» **WHAT IS REQUIRED**
Search the data for the string "extensions" and gather each line it is in.

[Data records]
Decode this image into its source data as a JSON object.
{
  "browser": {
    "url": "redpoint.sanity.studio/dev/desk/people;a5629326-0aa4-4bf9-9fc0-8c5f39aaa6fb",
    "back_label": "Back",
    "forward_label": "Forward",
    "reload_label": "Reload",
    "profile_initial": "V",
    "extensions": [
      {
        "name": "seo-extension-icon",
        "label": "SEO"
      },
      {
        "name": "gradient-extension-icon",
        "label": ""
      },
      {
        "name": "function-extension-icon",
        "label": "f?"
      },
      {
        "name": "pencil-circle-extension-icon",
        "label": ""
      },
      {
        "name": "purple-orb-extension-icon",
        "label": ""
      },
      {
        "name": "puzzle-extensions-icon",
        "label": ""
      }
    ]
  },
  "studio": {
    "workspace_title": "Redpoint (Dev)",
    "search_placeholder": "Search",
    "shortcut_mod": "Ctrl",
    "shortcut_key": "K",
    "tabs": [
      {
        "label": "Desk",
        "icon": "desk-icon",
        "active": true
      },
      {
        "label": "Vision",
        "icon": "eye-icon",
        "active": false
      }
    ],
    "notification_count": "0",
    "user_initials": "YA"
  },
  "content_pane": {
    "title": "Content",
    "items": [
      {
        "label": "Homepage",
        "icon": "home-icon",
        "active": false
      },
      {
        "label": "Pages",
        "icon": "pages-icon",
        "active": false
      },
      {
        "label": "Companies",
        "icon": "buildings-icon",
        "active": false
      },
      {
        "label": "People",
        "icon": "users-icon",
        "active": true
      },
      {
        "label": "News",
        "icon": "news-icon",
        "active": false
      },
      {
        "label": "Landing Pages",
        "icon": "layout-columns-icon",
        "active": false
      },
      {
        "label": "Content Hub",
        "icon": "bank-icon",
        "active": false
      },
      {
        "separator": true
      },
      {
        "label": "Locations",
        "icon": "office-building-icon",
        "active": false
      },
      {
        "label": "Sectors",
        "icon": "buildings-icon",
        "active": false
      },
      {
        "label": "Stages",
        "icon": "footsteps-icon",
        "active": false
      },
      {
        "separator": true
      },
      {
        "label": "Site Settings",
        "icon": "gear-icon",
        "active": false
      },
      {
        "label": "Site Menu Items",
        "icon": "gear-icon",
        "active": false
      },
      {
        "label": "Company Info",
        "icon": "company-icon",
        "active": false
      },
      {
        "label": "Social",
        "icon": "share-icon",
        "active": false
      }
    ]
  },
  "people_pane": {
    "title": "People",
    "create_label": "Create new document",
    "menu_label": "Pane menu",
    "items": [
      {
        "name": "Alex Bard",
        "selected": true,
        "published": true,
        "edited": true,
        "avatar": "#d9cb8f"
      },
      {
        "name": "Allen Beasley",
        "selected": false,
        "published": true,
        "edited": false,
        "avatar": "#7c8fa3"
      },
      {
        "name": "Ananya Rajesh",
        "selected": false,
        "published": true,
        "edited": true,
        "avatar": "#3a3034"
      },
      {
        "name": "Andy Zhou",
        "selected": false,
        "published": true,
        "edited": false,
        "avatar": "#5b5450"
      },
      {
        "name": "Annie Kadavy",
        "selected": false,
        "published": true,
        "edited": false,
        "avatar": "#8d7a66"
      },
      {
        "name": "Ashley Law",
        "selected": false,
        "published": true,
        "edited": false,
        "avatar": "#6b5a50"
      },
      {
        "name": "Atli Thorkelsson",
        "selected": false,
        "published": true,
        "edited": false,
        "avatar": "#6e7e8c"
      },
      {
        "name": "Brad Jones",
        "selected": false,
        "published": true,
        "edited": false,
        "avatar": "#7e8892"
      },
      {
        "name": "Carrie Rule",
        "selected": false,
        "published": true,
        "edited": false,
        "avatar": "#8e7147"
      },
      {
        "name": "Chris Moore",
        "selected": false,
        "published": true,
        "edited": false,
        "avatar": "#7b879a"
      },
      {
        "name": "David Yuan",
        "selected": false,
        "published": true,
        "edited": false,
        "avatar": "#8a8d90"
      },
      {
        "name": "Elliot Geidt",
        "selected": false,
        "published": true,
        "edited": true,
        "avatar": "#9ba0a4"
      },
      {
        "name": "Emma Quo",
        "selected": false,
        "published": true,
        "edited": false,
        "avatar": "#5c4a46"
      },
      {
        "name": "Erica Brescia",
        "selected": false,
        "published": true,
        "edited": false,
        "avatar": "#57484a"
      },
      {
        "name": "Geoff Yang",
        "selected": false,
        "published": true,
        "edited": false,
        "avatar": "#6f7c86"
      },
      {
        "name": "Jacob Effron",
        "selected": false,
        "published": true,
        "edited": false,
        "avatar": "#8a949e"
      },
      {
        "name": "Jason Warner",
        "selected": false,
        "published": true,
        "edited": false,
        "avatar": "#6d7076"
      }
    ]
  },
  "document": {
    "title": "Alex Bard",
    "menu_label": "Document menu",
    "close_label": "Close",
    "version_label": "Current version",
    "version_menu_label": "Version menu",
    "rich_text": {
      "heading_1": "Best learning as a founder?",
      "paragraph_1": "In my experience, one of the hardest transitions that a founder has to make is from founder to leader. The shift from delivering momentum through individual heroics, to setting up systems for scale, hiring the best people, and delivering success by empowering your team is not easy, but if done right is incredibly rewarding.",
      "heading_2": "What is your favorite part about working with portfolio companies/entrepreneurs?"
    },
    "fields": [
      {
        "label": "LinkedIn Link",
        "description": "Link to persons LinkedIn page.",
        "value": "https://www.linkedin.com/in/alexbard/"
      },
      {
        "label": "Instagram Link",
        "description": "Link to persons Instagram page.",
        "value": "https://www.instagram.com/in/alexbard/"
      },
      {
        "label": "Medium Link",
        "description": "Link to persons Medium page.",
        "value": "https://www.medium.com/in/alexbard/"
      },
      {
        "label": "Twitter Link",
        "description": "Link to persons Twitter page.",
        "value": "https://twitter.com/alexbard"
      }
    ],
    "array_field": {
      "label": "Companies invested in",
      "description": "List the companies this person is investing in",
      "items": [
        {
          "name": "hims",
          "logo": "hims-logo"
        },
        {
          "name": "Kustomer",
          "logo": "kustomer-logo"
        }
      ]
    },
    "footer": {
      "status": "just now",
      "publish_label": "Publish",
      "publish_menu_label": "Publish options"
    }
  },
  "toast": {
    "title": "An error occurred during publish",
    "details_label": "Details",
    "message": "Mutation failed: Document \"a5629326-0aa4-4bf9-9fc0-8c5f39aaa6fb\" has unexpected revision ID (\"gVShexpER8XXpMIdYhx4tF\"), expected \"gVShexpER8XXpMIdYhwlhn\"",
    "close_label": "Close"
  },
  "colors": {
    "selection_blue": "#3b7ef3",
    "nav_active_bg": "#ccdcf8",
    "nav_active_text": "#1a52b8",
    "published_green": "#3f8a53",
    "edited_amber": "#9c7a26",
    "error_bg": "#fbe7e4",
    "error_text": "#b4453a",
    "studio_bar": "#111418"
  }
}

» **OUTPUT OF THE TASK**
    "extensions": [
        "name": "puzzle-extensions-icon",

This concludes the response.